▸ **What is expected**:
Every line below should be repeated exactly.

▸ **Material to process**:
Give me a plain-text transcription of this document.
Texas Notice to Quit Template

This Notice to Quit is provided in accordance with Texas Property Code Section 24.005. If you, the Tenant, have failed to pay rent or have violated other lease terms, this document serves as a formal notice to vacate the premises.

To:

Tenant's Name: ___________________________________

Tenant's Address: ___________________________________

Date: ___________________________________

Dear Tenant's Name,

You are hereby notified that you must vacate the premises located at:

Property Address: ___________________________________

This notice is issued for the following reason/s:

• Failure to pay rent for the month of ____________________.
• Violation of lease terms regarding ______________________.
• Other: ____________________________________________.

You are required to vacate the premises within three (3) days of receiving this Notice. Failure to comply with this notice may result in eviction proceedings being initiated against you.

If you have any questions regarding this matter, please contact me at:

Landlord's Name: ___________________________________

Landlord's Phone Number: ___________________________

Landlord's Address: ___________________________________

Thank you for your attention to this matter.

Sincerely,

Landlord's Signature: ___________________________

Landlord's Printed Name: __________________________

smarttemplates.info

▸ **In response**:
Give me a plain-text transcription of this document.
Texas Notice to Quit Template

This Notice to Quit is provided in accordance with Texas Property Code Section 24.005. If you, the Tenant, have failed to pay rent or have violated other lease terms, this document serves as a formal notice to vacate the premises.

To:

Tenant's Name: ___________________________________

Tenant's Address: ___________________________________

Date: ___________________________________

Dear Tenant's Name,

You are hereby notified that you must vacate the premises located at:

Property Address: ___________________________________

This notice is issued for the following reason/s:

• Failure to pay rent for the month of ____________________.
• Violation of lease terms regarding ______________________.
• Other: ____________________________________________.

You are required to vacate the premises within three (3) days of receiving this Notice. Failure to comply with this notice may result in eviction proceedings being initiated against you.

If you have any questions regarding this matter, please contact me at:

Landlord's Name: ___________________________________

Landlord's Phone Number: ___________________________

Landlord's Address: ___________________________________

Thank you for your attention to this matter.

Sincerely,

Landlord's Signature: ___________________________

Landlord's Printed Name: __________________________

smarttemplates.info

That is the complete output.